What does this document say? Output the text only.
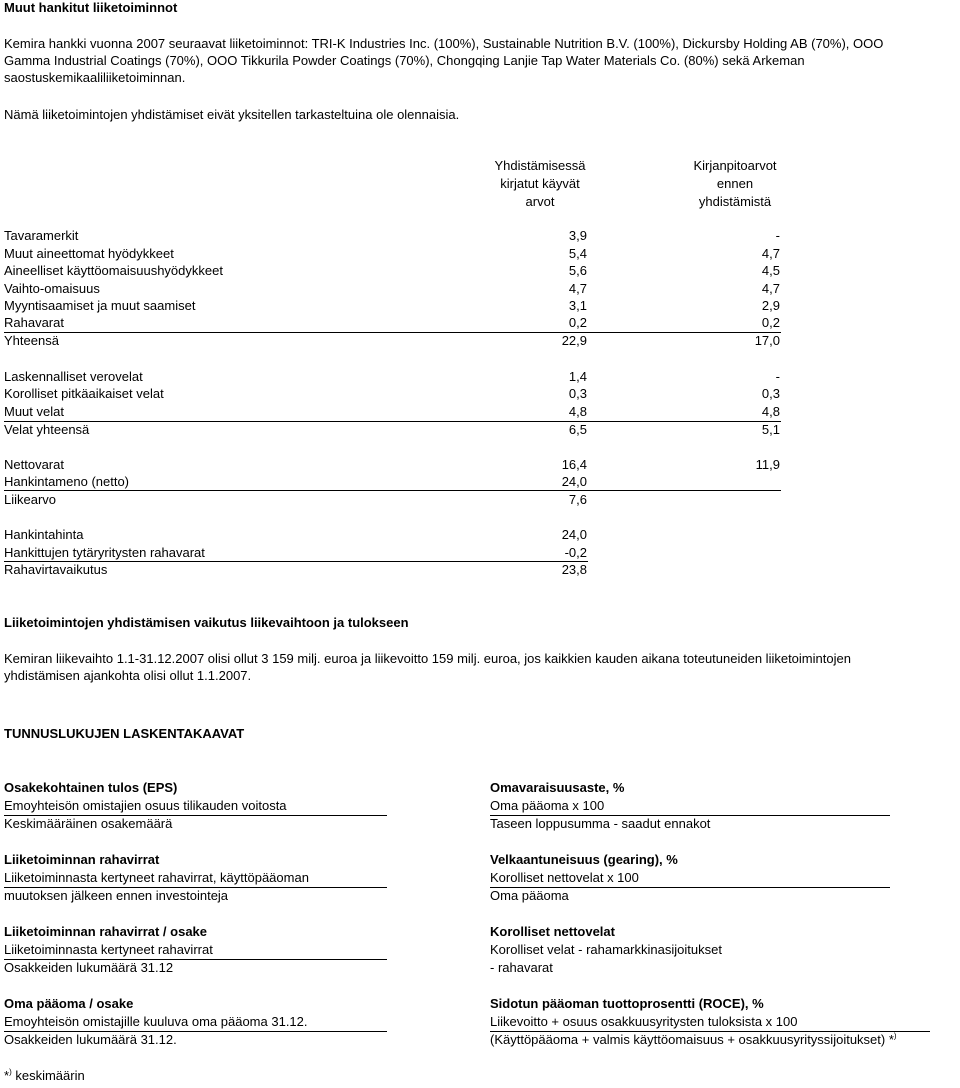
Muut hankitut liiketoiminnot
Kemira hankki vuonna 2007 seuraavat liiketoiminnot: TRI-K Industries Inc. (100%), Sustainable Nutrition B.V. (100%), Dickursby Holding AB (70%), OOO
Gamma Industrial Coatings (70%), OOO Tikkurila Powder Coatings (70%), Chongqing Lanjie Tap Water Materials Co. (80%) sekä Arkeman
saostuskemikaaliliiketoiminnan.
Nämä liiketoimintojen yhdistämiset eivät yksitellen tarkasteltuina ole olennaisia.
Yhdistämisessä
kirjatut käyvät
arvot
Kirjanpitoarvot
ennen
yhdistämistä
Tavaramerkit	3,9	-
Muut aineettomat hyödykkeet	5,4	4,7
Aineelliset käyttöomaisuushyödykkeet	5,6	4,5
Vaihto-omaisuus	4,7	4,7
Myyntisaamiset ja muut saamiset	3,1	2,9
Rahavarat	0,2	0,2
Yhteensä	22,9	17,0
Laskennalliset verovelat	1,4	-
Korolliset pitkäaikaiset velat	0,3	0,3
Muut velat	4,8	4,8
Velat yhteensä	6,5	5,1
Nettovarat	16,4	11,9
Hankintameno (netto)	24,0
Liikearvo	7,6
Hankintahinta	24,0
Hankittujen tytäryritysten rahavarat	-0,2
Rahavirtavaikutus	23,8
Liiketoimintojen yhdistämisen vaikutus liikevaihtoon ja tulokseen
Kemiran liikevaihto 1.1-31.12.2007 olisi ollut 3 159 milj. euroa ja liikevoitto 159 milj. euroa, jos kaikkien kauden aikana toteutuneiden liiketoimintojen
yhdistämisen ajankohta olisi ollut 1.1.2007.
TUNNUSLUKUJEN LASKENTAKAAVAT
Osakekohtainen tulos (EPS)
Emoyhteisön omistajien osuus tilikauden voitosta
Keskimääräinen osakemäärä
Liiketoiminnan rahavirrat
Liiketoiminnasta kertyneet rahavirrat, käyttöpääoman
muutoksen jälkeen ennen investointeja
Liiketoiminnan rahavirrat / osake
Liiketoiminnasta kertyneet rahavirrat
Osakkeiden lukumäärä 31.12
Oma pääoma / osake
Emoyhteisön omistajille kuuluva oma pääoma 31.12.
Osakkeiden lukumäärä 31.12.
Omavaraisuusaste, %
Oma pääoma x 100
Taseen loppusumma - saadut ennakot
Velkaantuneisuus (gearing), %
Korolliset nettovelat x 100
Oma pääoma
Korolliset nettovelat
Korolliset velat - rahamarkkinasijoitukset
- rahavarat
Sidotun pääoman tuottoprosentti (ROCE), %
Liikevoitto + osuus osakkuusyritysten tuloksista x 100
(Käyttöpääoma + valmis käyttöomaisuus + osakkuusyrityssijoitukset) *)
*) keskimäärin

**Instruction**
Make a verbatim copy of all the entries and strip out the pictures.

**Reply to the task**
What does this document say? Output the text only.
Muut hankitut liiketoiminnot
Kemira hankki vuonna 2007 seuraavat liiketoiminnot: TRI-K Industries Inc. (100%), Sustainable Nutrition B.V. (100%), Dickursby Holding AB (70%), OOO
Gamma Industrial Coatings (70%), OOO Tikkurila Powder Coatings (70%), Chongqing Lanjie Tap Water Materials Co. (80%) sekä Arkeman
saostuskemikaaliliiketoiminnan.
Nämä liiketoimintojen yhdistämiset eivät yksitellen tarkasteltuina ole olennaisia.
Yhdistämisessä
kirjatut käyvät
arvot
Kirjanpitoarvot
ennen
yhdistämistä
Tavaramerkit	3,9	-
Muut aineettomat hyödykkeet	5,4	4,7
Aineelliset käyttöomaisuushyödykkeet	5,6	4,5
Vaihto-omaisuus	4,7	4,7
Myyntisaamiset ja muut saamiset	3,1	2,9
Rahavarat	0,2	0,2
Yhteensä	22,9	17,0
Laskennalliset verovelat	1,4	-
Korolliset pitkäaikaiset velat	0,3	0,3
Muut velat	4,8	4,8
Velat yhteensä	6,5	5,1
Nettovarat	16,4	11,9
Hankintameno (netto)	24,0
Liikearvo	7,6
Hankintahinta	24,0
Hankittujen tytäryritysten rahavarat	-0,2
Rahavirtavaikutus	23,8
Liiketoimintojen yhdistämisen vaikutus liikevaihtoon ja tulokseen
Kemiran liikevaihto 1.1-31.12.2007 olisi ollut 3 159 milj. euroa ja liikevoitto 159 milj. euroa, jos kaikkien kauden aikana toteutuneiden liiketoimintojen
yhdistämisen ajankohta olisi ollut 1.1.2007.
TUNNUSLUKUJEN LASKENTAKAAVAT
Osakekohtainen tulos (EPS)
Emoyhteisön omistajien osuus tilikauden voitosta
Keskimääräinen osakemäärä
Liiketoiminnan rahavirrat
Liiketoiminnasta kertyneet rahavirrat, käyttöpääoman
muutoksen jälkeen ennen investointeja
Liiketoiminnan rahavirrat / osake
Liiketoiminnasta kertyneet rahavirrat
Osakkeiden lukumäärä 31.12
Oma pääoma / osake
Emoyhteisön omistajille kuuluva oma pääoma 31.12.
Osakkeiden lukumäärä 31.12.
Omavaraisuusaste, %
Oma pääoma x 100
Taseen loppusumma - saadut ennakot
Velkaantuneisuus (gearing), %
Korolliset nettovelat x 100
Oma pääoma
Korolliset nettovelat
Korolliset velat - rahamarkkinasijoitukset
- rahavarat
Sidotun pääoman tuottoprosentti (ROCE), %
Liikevoitto + osuus osakkuusyritysten tuloksista x 100
(Käyttöpääoma + valmis käyttöomaisuus + osakkuusyrityssijoitukset) *)
*) keskimäärin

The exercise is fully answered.